## start
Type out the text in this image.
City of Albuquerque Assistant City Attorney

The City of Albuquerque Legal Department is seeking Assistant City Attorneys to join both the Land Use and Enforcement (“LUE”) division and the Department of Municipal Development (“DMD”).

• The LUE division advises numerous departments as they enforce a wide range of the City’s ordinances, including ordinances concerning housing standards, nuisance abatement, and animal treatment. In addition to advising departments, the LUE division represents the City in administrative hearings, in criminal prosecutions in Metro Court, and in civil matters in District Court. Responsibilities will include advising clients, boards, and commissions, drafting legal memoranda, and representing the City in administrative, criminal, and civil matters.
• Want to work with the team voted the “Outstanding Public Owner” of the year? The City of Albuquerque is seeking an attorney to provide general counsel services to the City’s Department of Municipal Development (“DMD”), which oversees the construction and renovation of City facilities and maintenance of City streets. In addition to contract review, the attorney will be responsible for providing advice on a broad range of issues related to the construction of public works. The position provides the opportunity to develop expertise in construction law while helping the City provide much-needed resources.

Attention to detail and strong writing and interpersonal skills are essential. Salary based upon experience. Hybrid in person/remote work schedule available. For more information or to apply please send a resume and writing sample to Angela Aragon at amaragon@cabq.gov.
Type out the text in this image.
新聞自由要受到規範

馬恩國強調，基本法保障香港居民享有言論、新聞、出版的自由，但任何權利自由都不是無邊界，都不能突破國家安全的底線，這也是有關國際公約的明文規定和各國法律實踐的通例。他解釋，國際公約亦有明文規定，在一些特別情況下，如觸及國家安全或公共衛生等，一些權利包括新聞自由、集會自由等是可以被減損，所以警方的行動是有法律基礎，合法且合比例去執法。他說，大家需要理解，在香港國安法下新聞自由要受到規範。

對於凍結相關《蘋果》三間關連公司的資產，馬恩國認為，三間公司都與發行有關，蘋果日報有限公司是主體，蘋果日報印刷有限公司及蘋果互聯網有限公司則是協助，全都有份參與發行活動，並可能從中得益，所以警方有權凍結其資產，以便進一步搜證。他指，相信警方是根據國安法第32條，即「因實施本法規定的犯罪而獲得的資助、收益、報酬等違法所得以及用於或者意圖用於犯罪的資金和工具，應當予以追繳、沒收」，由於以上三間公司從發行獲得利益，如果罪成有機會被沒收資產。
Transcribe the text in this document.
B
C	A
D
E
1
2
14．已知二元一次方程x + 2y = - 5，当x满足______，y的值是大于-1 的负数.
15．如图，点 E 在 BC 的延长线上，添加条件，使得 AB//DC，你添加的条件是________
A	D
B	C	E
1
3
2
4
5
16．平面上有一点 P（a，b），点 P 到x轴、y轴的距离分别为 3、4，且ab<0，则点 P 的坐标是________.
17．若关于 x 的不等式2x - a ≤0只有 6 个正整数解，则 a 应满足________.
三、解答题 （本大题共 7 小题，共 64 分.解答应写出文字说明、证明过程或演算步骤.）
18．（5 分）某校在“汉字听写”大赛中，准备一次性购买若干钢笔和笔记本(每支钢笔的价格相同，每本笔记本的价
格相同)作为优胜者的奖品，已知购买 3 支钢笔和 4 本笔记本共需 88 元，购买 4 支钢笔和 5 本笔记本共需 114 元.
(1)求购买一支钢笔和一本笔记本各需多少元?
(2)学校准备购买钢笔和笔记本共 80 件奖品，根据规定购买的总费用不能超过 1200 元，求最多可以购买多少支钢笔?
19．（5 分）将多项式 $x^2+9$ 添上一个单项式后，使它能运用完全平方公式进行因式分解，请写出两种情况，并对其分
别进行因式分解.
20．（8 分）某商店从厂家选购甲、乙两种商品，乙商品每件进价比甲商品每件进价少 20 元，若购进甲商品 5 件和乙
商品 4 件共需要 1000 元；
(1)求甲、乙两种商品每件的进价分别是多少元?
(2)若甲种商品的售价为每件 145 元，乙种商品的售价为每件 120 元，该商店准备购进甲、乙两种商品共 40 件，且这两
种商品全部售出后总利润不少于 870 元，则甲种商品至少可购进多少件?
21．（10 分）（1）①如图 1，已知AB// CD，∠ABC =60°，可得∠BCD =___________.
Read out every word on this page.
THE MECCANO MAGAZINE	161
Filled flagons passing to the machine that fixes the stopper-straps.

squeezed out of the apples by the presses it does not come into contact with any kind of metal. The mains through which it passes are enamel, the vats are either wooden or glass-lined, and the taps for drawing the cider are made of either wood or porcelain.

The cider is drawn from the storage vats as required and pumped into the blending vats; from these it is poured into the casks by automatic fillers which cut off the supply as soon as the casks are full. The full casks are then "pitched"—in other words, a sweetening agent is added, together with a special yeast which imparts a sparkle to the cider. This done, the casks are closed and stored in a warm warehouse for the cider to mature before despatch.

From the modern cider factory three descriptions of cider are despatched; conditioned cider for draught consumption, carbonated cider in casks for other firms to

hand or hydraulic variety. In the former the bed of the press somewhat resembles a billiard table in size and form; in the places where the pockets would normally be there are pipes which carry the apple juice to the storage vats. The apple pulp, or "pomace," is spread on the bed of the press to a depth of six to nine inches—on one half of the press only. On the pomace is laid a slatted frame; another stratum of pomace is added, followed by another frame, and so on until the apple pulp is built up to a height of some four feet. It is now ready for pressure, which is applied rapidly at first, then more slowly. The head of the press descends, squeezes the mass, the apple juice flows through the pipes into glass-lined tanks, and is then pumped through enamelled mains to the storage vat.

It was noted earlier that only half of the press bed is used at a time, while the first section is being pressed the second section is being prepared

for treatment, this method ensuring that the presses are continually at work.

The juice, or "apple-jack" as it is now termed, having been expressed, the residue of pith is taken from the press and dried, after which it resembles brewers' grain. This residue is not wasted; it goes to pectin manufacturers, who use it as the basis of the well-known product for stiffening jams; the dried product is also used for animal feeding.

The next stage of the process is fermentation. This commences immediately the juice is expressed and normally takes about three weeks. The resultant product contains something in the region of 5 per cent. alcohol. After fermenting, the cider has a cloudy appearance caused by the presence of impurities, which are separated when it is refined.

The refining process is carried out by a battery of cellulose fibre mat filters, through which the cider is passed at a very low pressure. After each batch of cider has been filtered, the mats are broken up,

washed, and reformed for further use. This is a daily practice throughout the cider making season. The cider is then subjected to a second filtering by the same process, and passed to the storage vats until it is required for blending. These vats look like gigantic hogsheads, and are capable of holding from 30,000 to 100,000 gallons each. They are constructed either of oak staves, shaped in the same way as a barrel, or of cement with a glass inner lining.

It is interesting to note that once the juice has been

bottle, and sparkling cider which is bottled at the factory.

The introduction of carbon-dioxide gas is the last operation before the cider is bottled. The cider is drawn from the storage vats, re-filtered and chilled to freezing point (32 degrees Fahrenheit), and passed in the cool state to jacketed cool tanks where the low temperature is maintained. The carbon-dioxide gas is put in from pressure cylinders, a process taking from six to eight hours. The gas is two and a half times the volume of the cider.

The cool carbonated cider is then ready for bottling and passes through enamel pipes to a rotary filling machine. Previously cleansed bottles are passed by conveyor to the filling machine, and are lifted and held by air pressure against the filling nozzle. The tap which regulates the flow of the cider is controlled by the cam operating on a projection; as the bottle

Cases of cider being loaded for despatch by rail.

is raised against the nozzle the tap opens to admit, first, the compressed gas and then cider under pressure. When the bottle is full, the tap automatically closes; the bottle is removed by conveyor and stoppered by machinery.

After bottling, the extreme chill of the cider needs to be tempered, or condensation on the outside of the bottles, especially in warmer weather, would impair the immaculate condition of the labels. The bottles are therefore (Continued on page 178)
## end
Extract every line that has the string "blending" in it.

Task result:
The cider is drawn from the storage vats as required and pumped into the blending vats; from these it is poured into the casks by automatic fillers which cut off the supply as soon as the casks are full. The full casks are then "pitched"—in other words, a sweetening agent is added, together with a special yeast which imparts a sparkle to the cider. This done, the casks are closed and stored in a warm warehouse for the cider to mature before despatch.
washed, and reformed for further use. This is a daily practice throughout the cider making season. The cider is then subjected to a second filtering by the same process, and passed to the storage vats until it is required for blending. These vats look like gigantic hogsheads, and are capable of holding from 30,000 to 100,000 gallons each. They are constructed either of oak staves, shaped in the same way as a barrel, or of cement with a glass inner lining.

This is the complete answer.